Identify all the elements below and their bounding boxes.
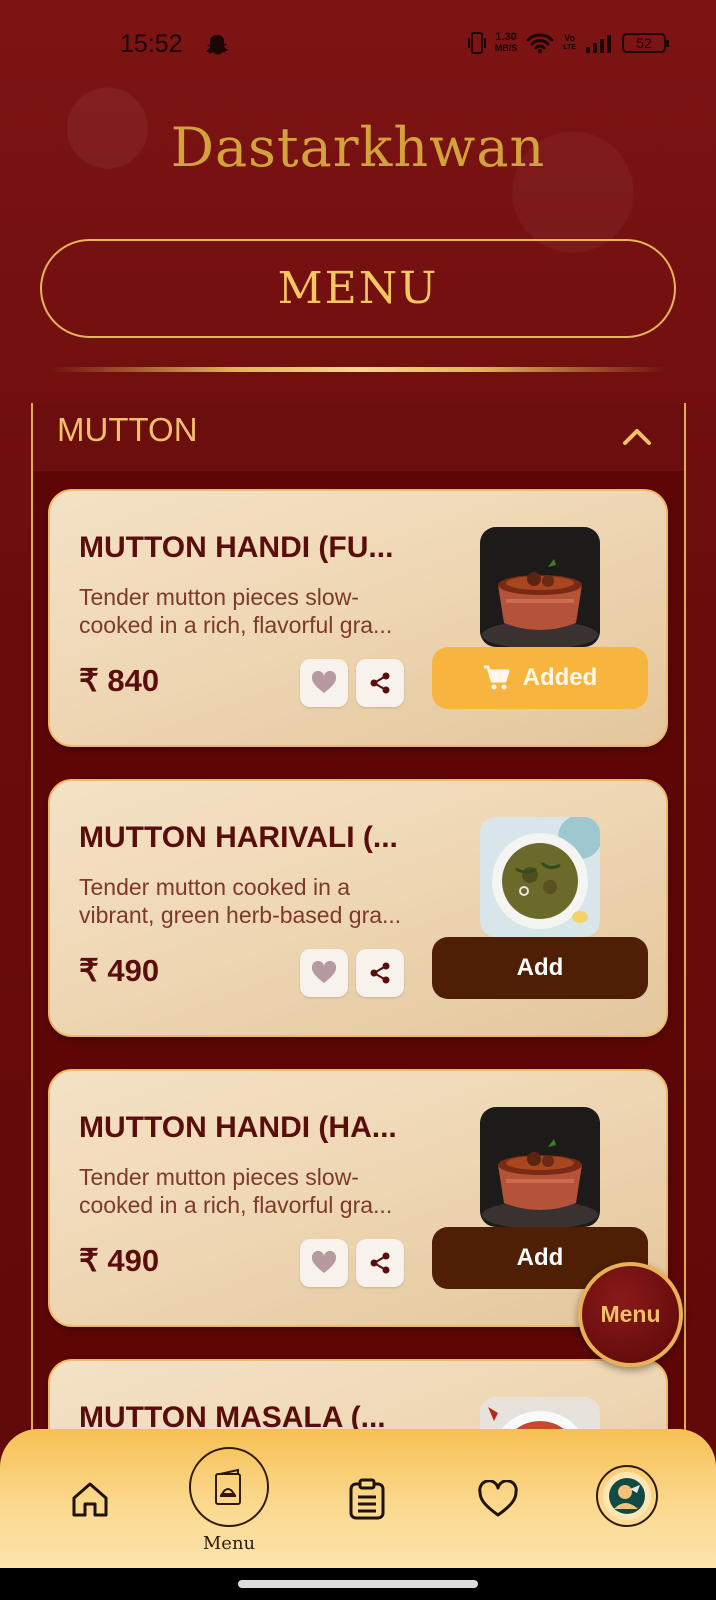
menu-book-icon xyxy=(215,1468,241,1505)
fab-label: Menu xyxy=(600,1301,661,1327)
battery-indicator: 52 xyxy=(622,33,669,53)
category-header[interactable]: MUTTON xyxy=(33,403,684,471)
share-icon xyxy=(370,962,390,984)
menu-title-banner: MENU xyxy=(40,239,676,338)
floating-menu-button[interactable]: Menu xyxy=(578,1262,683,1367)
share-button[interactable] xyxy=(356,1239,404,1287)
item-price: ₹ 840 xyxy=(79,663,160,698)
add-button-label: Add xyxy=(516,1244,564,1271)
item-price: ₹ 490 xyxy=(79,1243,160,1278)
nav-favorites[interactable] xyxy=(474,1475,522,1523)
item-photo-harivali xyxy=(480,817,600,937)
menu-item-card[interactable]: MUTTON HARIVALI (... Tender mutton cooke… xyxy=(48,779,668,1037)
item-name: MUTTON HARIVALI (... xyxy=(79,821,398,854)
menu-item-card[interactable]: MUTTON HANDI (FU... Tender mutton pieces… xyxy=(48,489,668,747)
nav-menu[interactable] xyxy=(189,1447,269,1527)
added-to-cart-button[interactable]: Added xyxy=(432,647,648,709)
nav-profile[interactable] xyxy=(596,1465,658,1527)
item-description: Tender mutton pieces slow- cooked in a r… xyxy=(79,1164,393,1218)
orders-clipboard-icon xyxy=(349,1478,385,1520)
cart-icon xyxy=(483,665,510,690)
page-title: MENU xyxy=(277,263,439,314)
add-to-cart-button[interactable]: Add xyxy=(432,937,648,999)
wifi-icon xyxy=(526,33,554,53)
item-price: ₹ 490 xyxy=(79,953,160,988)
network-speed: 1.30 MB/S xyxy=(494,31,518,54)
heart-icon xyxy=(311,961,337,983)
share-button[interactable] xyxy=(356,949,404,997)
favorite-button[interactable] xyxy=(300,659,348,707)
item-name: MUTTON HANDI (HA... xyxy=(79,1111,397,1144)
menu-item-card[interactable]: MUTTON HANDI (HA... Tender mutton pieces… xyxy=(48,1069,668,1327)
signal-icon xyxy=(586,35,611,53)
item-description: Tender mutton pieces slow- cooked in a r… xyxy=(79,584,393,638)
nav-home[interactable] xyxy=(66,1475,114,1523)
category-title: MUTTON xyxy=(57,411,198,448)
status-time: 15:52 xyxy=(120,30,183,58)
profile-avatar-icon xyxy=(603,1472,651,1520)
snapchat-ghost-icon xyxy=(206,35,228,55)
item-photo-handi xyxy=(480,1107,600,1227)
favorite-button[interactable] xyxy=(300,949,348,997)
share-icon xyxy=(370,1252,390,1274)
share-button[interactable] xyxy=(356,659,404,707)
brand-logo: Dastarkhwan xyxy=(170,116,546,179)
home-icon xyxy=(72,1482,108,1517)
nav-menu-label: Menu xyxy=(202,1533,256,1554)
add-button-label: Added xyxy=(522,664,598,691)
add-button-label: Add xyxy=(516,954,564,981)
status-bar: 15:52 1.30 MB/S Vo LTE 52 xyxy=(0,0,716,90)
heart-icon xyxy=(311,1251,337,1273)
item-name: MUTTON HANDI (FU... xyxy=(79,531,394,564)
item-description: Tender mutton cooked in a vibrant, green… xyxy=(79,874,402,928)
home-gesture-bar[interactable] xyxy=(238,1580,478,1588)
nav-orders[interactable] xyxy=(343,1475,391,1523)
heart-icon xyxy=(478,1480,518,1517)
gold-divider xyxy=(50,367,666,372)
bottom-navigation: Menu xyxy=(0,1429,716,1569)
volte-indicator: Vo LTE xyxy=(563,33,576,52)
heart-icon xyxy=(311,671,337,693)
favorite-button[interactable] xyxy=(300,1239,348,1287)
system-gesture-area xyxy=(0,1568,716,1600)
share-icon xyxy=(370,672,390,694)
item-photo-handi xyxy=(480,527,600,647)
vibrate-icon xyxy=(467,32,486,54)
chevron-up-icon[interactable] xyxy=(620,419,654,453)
──────────
BRIEF =
Pull every line from the entries above and reproduce each one unchanged, leaving out the picture.

FULL ANSWER =
Identify all the elements below and their bounding boxes.
menu-book-icon xyxy=(215,1468,241,1505)
fab-label: Menu xyxy=(600,1301,661,1327)
battery-indicator: 52 xyxy=(622,33,669,53)
category-header[interactable]: MUTTON xyxy=(33,403,684,471)
share-icon xyxy=(370,962,390,984)
menu-title-banner: MENU xyxy=(40,239,676,338)
floating-menu-button[interactable]: Menu xyxy=(578,1262,683,1367)
share-button[interactable] xyxy=(356,1239,404,1287)
item-price: ₹ 840 xyxy=(79,663,160,698)
add-button-label: Add xyxy=(516,1244,564,1271)
item-price: ₹ 490 xyxy=(79,1243,160,1278)
nav-favorites[interactable] xyxy=(474,1475,522,1523)
item-photo-harivali xyxy=(480,817,600,937)
menu-item-card[interactable]: MUTTON HARIVALI (... Tender mutton cooke… xyxy=(48,779,668,1037)
item-name: MUTTON HARIVALI (... xyxy=(79,821,398,854)
menu-item-card[interactable]: MUTTON HANDI (FU... Tender mutton pieces… xyxy=(48,489,668,747)
nav-menu[interactable] xyxy=(189,1447,269,1527)
added-to-cart-button[interactable]: Added xyxy=(432,647,648,709)
nav-profile[interactable] xyxy=(596,1465,658,1527)
item-description: Tender mutton pieces slow- cooked in a r… xyxy=(79,1164,393,1218)
orders-clipboard-icon xyxy=(349,1478,385,1520)
cart-icon xyxy=(483,665,510,690)
page-title: MENU xyxy=(277,263,439,314)
add-to-cart-button[interactable]: Add xyxy=(432,937,648,999)
wifi-icon xyxy=(526,33,554,53)
item-price: ₹ 490 xyxy=(79,953,160,988)
network-speed: 1.30 MB/S xyxy=(494,31,518,54)
heart-icon xyxy=(311,961,337,983)
share-button[interactable] xyxy=(356,949,404,997)
favorite-button[interactable] xyxy=(300,659,348,707)
item-name: MUTTON HANDI (HA... xyxy=(79,1111,397,1144)
menu-item-card[interactable]: MUTTON HANDI (HA... Tender mutton pieces… xyxy=(48,1069,668,1327)
signal-icon xyxy=(586,35,611,53)
item-description: Tender mutton pieces slow- cooked in a r… xyxy=(79,584,393,638)
nav-home[interactable] xyxy=(66,1475,114,1523)
category-title: MUTTON xyxy=(57,411,198,448)
status-time: 15:52 xyxy=(120,30,183,58)
profile-avatar-icon xyxy=(603,1472,651,1520)
snapchat-ghost-icon xyxy=(206,35,228,55)
item-photo-handi xyxy=(480,1107,600,1227)
favorite-button[interactable] xyxy=(300,949,348,997)
share-icon xyxy=(370,1252,390,1274)
share-button[interactable] xyxy=(356,659,404,707)
brand-logo: Dastarkhwan xyxy=(170,116,546,179)
home-icon xyxy=(72,1482,108,1517)
nav-menu-label: Menu xyxy=(202,1533,256,1554)
add-button-label: Added xyxy=(522,664,598,691)
add-button-label: Add xyxy=(516,954,564,981)
status-bar: 15:52 1.30 MB/S Vo LTE 52 xyxy=(0,0,716,90)
heart-icon xyxy=(311,1251,337,1273)
item-name: MUTTON HANDI (FU... xyxy=(79,531,394,564)
item-description: Tender mutton cooked in a vibrant, green… xyxy=(79,874,402,928)
home-gesture-bar[interactable] xyxy=(238,1580,478,1588)
nav-orders[interactable] xyxy=(343,1475,391,1523)
heart-icon xyxy=(478,1480,518,1517)
gold-divider xyxy=(50,367,666,372)
bottom-navigation: Menu xyxy=(0,1429,716,1569)
volte-indicator: Vo LTE xyxy=(563,33,576,52)
heart-icon xyxy=(311,671,337,693)
favorite-button[interactable] xyxy=(300,1239,348,1287)
system-gesture-area xyxy=(0,1568,716,1600)
share-icon xyxy=(370,672,390,694)
item-photo-handi xyxy=(480,527,600,647)
vibrate-icon xyxy=(467,32,486,54)
chevron-up-icon[interactable] xyxy=(620,419,654,453)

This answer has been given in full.